THE INPUT ::
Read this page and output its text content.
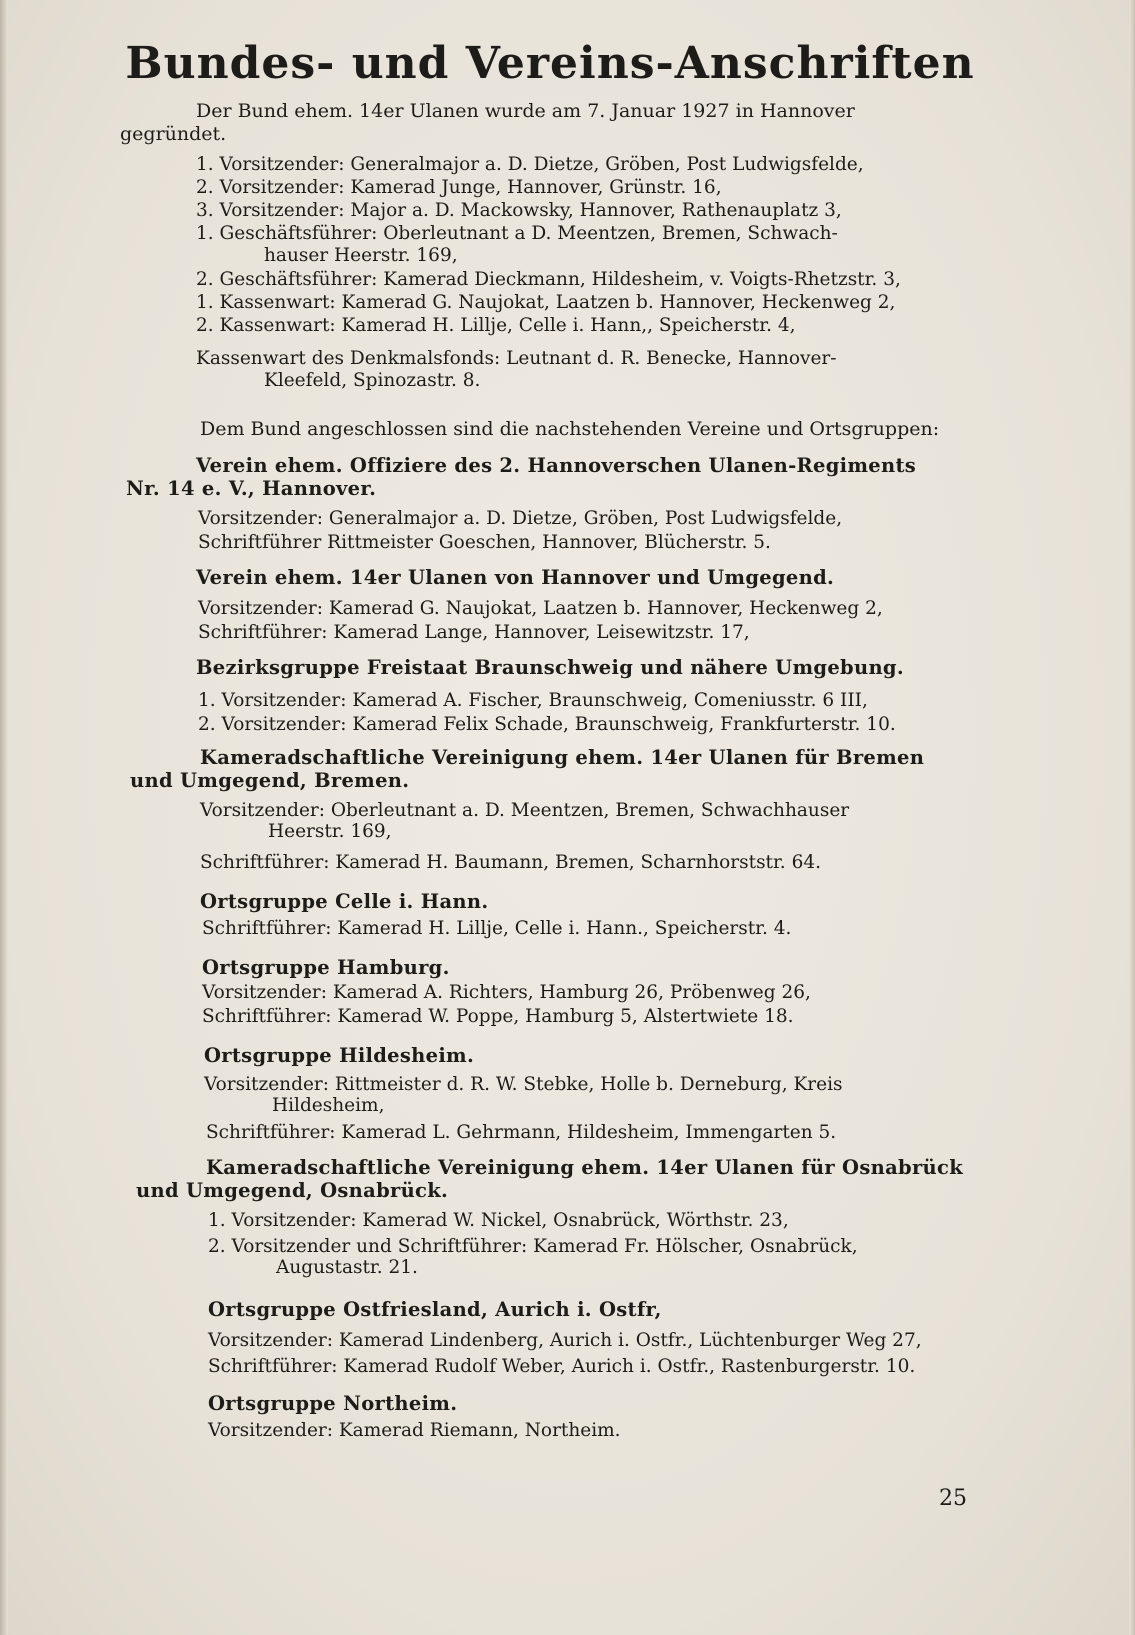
Bundes- und Vereins-Anschriften
Der Bund ehem. 14er Ulanen wurde am 7. Januar 1927 in Hannover
gegründet.
1. Vorsitzender: Generalmajor a. D. Dietze, Gröben, Post Ludwigsfelde,
2. Vorsitzender: Kamerad Junge, Hannover, Grünstr. 16,
3. Vorsitzender: Major a. D. Mackowsky, Hannover, Rathenauplatz 3,
1. Geschäftsführer: Oberleutnant a D. Meentzen, Bremen, Schwach-
hauser Heerstr. 169,
2. Geschäftsführer: Kamerad Dieckmann, Hildesheim, v. Voigts-Rhetzstr. 3,
1. Kassenwart: Kamerad G. Naujokat, Laatzen b. Hannover, Heckenweg 2,
2. Kassenwart: Kamerad H. Lillje, Celle i. Hann,, Speicherstr. 4,
Kassenwart des Denkmalsfonds: Leutnant d. R. Benecke, Hannover-
Kleefeld, Spinozastr. 8.
Dem Bund angeschlossen sind die nachstehenden Vereine und Ortsgruppen:
Verein ehem. Offiziere des 2. Hannoverschen Ulanen-Regiments
Nr. 14 e. V., Hannover.
Vorsitzender: Generalmajor a. D. Dietze, Gröben, Post Ludwigsfelde,
Schriftführer Rittmeister Goeschen, Hannover, Blücherstr. 5.
Verein ehem. 14er Ulanen von Hannover und Umgegend.
Vorsitzender: Kamerad G. Naujokat, Laatzen b. Hannover, Heckenweg 2,
Schriftführer: Kamerad Lange, Hannover, Leisewitzstr. 17,
Bezirksgruppe Freistaat Braunschweig und nähere Umgebung.
1. Vorsitzender: Kamerad A. Fischer, Braunschweig, Comeniusstr. 6 III,
2. Vorsitzender: Kamerad Felix Schade, Braunschweig, Frankfurterstr. 10.
Kameradschaftliche Vereinigung ehem. 14er Ulanen für Bremen
und Umgegend, Bremen.
Vorsitzender: Oberleutnant a. D. Meentzen, Bremen, Schwachhauser
Heerstr. 169,
Schriftführer: Kamerad H. Baumann, Bremen, Scharnhorststr. 64.
Ortsgruppe Celle i. Hann.
Schriftführer: Kamerad H. Lillje, Celle i. Hann., Speicherstr. 4.
Ortsgruppe Hamburg.
Vorsitzender: Kamerad A. Richters, Hamburg 26, Pröbenweg 26,
Schriftführer: Kamerad W. Poppe, Hamburg 5, Alstertwiete 18.
Ortsgruppe Hildesheim.
Vorsitzender: Rittmeister d. R. W. Stebke, Holle b. Derneburg, Kreis
Hildesheim,
Schriftführer: Kamerad L. Gehrmann, Hildesheim, Immengarten 5.
Kameradschaftliche Vereinigung ehem. 14er Ulanen für Osnabrück
und Umgegend, Osnabrück.
1. Vorsitzender: Kamerad W. Nickel, Osnabrück, Wörthstr. 23,
2. Vorsitzender und Schriftführer: Kamerad Fr. Hölscher, Osnabrück,
Augustastr. 21.
Ortsgruppe Ostfriesland, Aurich i. Ostfr,
Vorsitzender: Kamerad Lindenberg, Aurich i. Ostfr., Lüchtenburger Weg 27,
Schriftführer: Kamerad Rudolf Weber, Aurich i. Ostfr., Rastenburgerstr. 10.
Ortsgruppe Northeim.
Vorsitzender: Kamerad Riemann, Northeim.
25
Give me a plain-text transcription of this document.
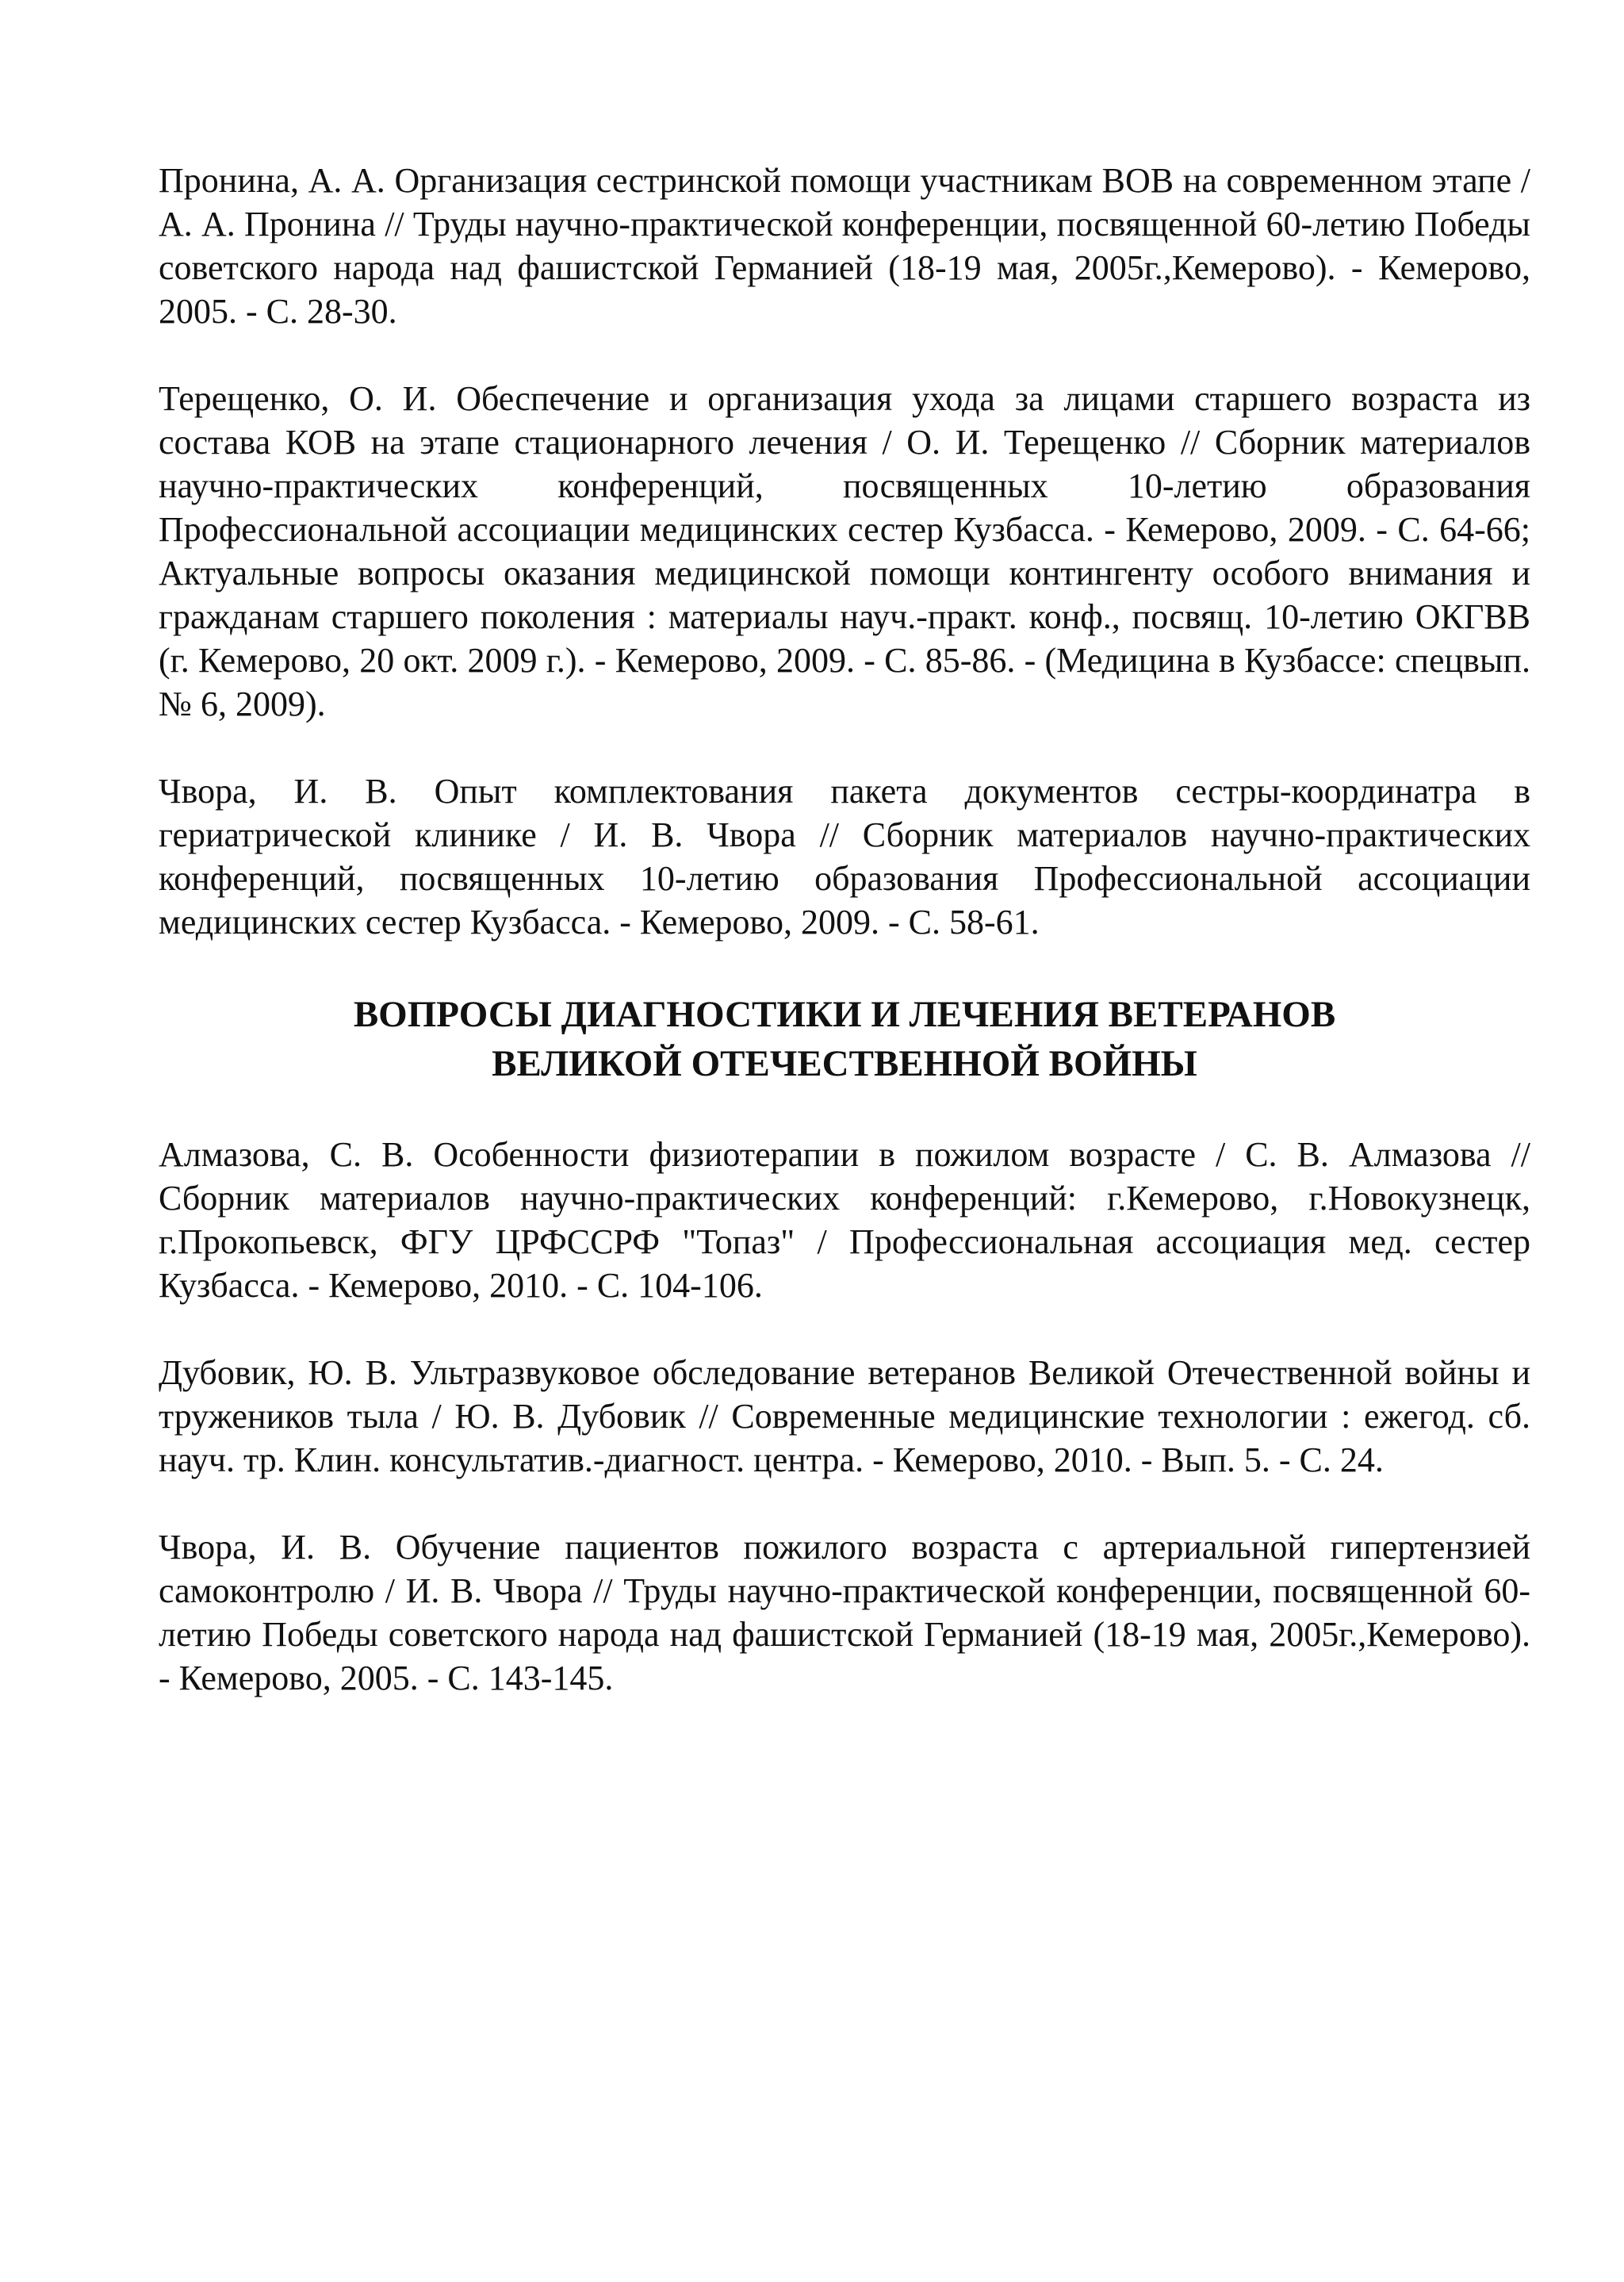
Пронина, А. А. Организация сестринской помощи участникам ВОВ на современном этапе / А. А. Пронина // Труды научно-практической конференции, посвященной 60-летию Победы советского народа над фашистской Германией (18-19 мая, 2005г.,Кемерово). - Кемерово, 2005. - С. 28-30.

Терещенко, О. И. Обеспечение и организация ухода за лицами старшего возраста из состава КОВ на этапе стационарного лечения / О. И. Терещенко // Сборник материалов научно-практических конференций, посвященных 10-летию образования Профессиональной ассоциации медицинских сестер Кузбасса. - Кемерово, 2009. - С. 64-66; Актуальные вопросы оказания медицинской помощи контингенту особого внимания и гражданам старшего поколения : материалы науч.-практ. конф., посвящ. 10-летию ОКГВВ (г. Кемерово, 20 окт. 2009 г.). - Кемерово, 2009. - С. 85-86. - (Медицина в Кузбассе: спецвып. № 6, 2009).

Чвора, И. В. Опыт комплектования пакета документов сестры-координатра в гериатрической клинике / И. В. Чвора // Сборник материалов научно-практических конференций, посвященных 10-летию образования Профессиональной ассоциации медицинских сестер Кузбасса. - Кемерово, 2009. - С. 58-61.

ВОПРОСЫ ДИАГНОСТИКИ И ЛЕЧЕНИЯ ВЕТЕРАНОВ
ВЕЛИКОЙ ОТЕЧЕСТВЕННОЙ ВОЙНЫ

Алмазова, С. В. Особенности физиотерапии в пожилом возрасте / С. В. Алмазова // Сборник материалов научно-практических конференций: г.Кемерово, г.Новокузнецк, г.Прокопьевск, ФГУ ЦРФССРФ "Топаз" / Профессиональная ассоциация мед. сестер Кузбасса. - Кемерово, 2010. - С. 104-106.

Дубовик, Ю. В. Ультразвуковое обследование ветеранов Великой Отечественной войны и тружеников тыла / Ю. В. Дубовик // Современные медицинские технологии : ежегод. сб. науч. тр. Клин. консультатив.-диагност. центра. - Кемерово, 2010. - Вып. 5. - С. 24.

Чвора, И. В. Обучение пациентов пожилого возраста с артериальной гипертензией самоконтролю / И. В. Чвора // Труды научно-практической конференции, посвященной 60-летию Победы советского народа над фашистской Германией (18-19 мая, 2005г.,Кемерово). - Кемерово, 2005. - С. 143-145.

STATED EXERCISE :: Your task is to transcribe all of the records precisely, with no images included.

EXERCISE RESPONSE ::
Read this page and output its text content.
Bundes- und Vereins-Anschriften
Der Bund ehem. 14er Ulanen wurde am 7. Januar 1927 in Hannover
gegründet.
1. Vorsitzender: Generalmajor a. D. Dietze, Gröben, Post Ludwigsfelde,
2. Vorsitzender: Kamerad Junge, Hannover, Grünstr. 16,
3. Vorsitzender: Major a. D. Mackowsky, Hannover, Rathenauplatz 3,
1. Geschäftsführer: Oberleutnant a D. Meentzen, Bremen, Schwach-
hauser Heerstr. 169,
2. Geschäftsführer: Kamerad Dieckmann, Hildesheim, v. Voigts-Rhetzstr. 3,
1. Kassenwart: Kamerad G. Naujokat, Laatzen b. Hannover, Heckenweg 2,
2. Kassenwart: Kamerad H. Lillje, Celle i. Hann,, Speicherstr. 4,
Kassenwart des Denkmalsfonds: Leutnant d. R. Benecke, Hannover-
Kleefeld, Spinozastr. 8.
Dem Bund angeschlossen sind die nachstehenden Vereine und Ortsgruppen:
Verein ehem. Offiziere des 2. Hannoverschen Ulanen-Regiments
Nr. 14 e. V., Hannover.
Vorsitzender: Generalmajor a. D. Dietze, Gröben, Post Ludwigsfelde,
Schriftführer Rittmeister Goeschen, Hannover, Blücherstr. 5.
Verein ehem. 14er Ulanen von Hannover und Umgegend.
Vorsitzender: Kamerad G. Naujokat, Laatzen b. Hannover, Heckenweg 2,
Schriftführer: Kamerad Lange, Hannover, Leisewitzstr. 17,
Bezirksgruppe Freistaat Braunschweig und nähere Umgebung.
1. Vorsitzender: Kamerad A. Fischer, Braunschweig, Comeniusstr. 6 III,
2. Vorsitzender: Kamerad Felix Schade, Braunschweig, Frankfurterstr. 10.
Kameradschaftliche Vereinigung ehem. 14er Ulanen für Bremen
und Umgegend, Bremen.
Vorsitzender: Oberleutnant a. D. Meentzen, Bremen, Schwachhauser
Heerstr. 169,
Schriftführer: Kamerad H. Baumann, Bremen, Scharnhorststr. 64.
Ortsgruppe Celle i. Hann.
Schriftführer: Kamerad H. Lillje, Celle i. Hann., Speicherstr. 4.
Ortsgruppe Hamburg.
Vorsitzender: Kamerad A. Richters, Hamburg 26, Pröbenweg 26,
Schriftführer: Kamerad W. Poppe, Hamburg 5, Alstertwiete 18.
Ortsgruppe Hildesheim.
Vorsitzender: Rittmeister d. R. W. Stebke, Holle b. Derneburg, Kreis
Hildesheim,
Schriftführer: Kamerad L. Gehrmann, Hildesheim, Immengarten 5.
Kameradschaftliche Vereinigung ehem. 14er Ulanen für Osnabrück
und Umgegend, Osnabrück.
1. Vorsitzender: Kamerad W. Nickel, Osnabrück, Wörthstr. 23,
2. Vorsitzender und Schriftführer: Kamerad Fr. Hölscher, Osnabrück,
Augustastr. 21.
Ortsgruppe Ostfriesland, Aurich i. Ostfr,
Vorsitzender: Kamerad Lindenberg, Aurich i. Ostfr., Lüchtenburger Weg 27,
Schriftführer: Kamerad Rudolf Weber, Aurich i. Ostfr., Rastenburgerstr. 10.
Ortsgruppe Northeim.
Vorsitzender: Kamerad Riemann, Northeim.
25
Give me a plain-text transcription of this document.
Пронина, А. А. Организация сестринской помощи участникам ВОВ на современном этапе / А. А. Пронина // Труды научно-практической конференции, посвященной 60-летию Победы советского народа над фашистской Германией (18-19 мая, 2005г.,Кемерово). - Кемерово, 2005. - С. 28-30.

Терещенко, О. И. Обеспечение и организация ухода за лицами старшего возраста из состава КОВ на этапе стационарного лечения / О. И. Терещенко // Сборник материалов научно-практических конференций, посвященных 10-летию образования Профессиональной ассоциации медицинских сестер Кузбасса. - Кемерово, 2009. - С. 64-66; Актуальные вопросы оказания медицинской помощи контингенту особого внимания и гражданам старшего поколения : материалы науч.-практ. конф., посвящ. 10-летию ОКГВВ (г. Кемерово, 20 окт. 2009 г.). - Кемерово, 2009. - С. 85-86. - (Медицина в Кузбассе: спецвып. № 6, 2009).

Чвора, И. В. Опыт комплектования пакета документов сестры-координатра в гериатрической клинике / И. В. Чвора // Сборник материалов научно-практических конференций, посвященных 10-летию образования Профессиональной ассоциации медицинских сестер Кузбасса. - Кемерово, 2009. - С. 58-61.

ВОПРОСЫ ДИАГНОСТИКИ И ЛЕЧЕНИЯ ВЕТЕРАНОВ
ВЕЛИКОЙ ОТЕЧЕСТВЕННОЙ ВОЙНЫ

Алмазова, С. В. Особенности физиотерапии в пожилом возрасте / С. В. Алмазова // Сборник материалов научно-практических конференций: г.Кемерово, г.Новокузнецк, г.Прокопьевск, ФГУ ЦРФССРФ "Топаз" / Профессиональная ассоциация мед. сестер Кузбасса. - Кемерово, 2010. - С. 104-106.

Дубовик, Ю. В. Ультразвуковое обследование ветеранов Великой Отечественной войны и тружеников тыла / Ю. В. Дубовик // Современные медицинские технологии : ежегод. сб. науч. тр. Клин. консультатив.-диагност. центра. - Кемерово, 2010. - Вып. 5. - С. 24.

Чвора, И. В. Обучение пациентов пожилого возраста с артериальной гипертензией самоконтролю / И. В. Чвора // Труды научно-практической конференции, посвященной 60-летию Победы советского народа над фашистской Германией (18-19 мая, 2005г.,Кемерово). - Кемерово, 2005. - С. 143-145.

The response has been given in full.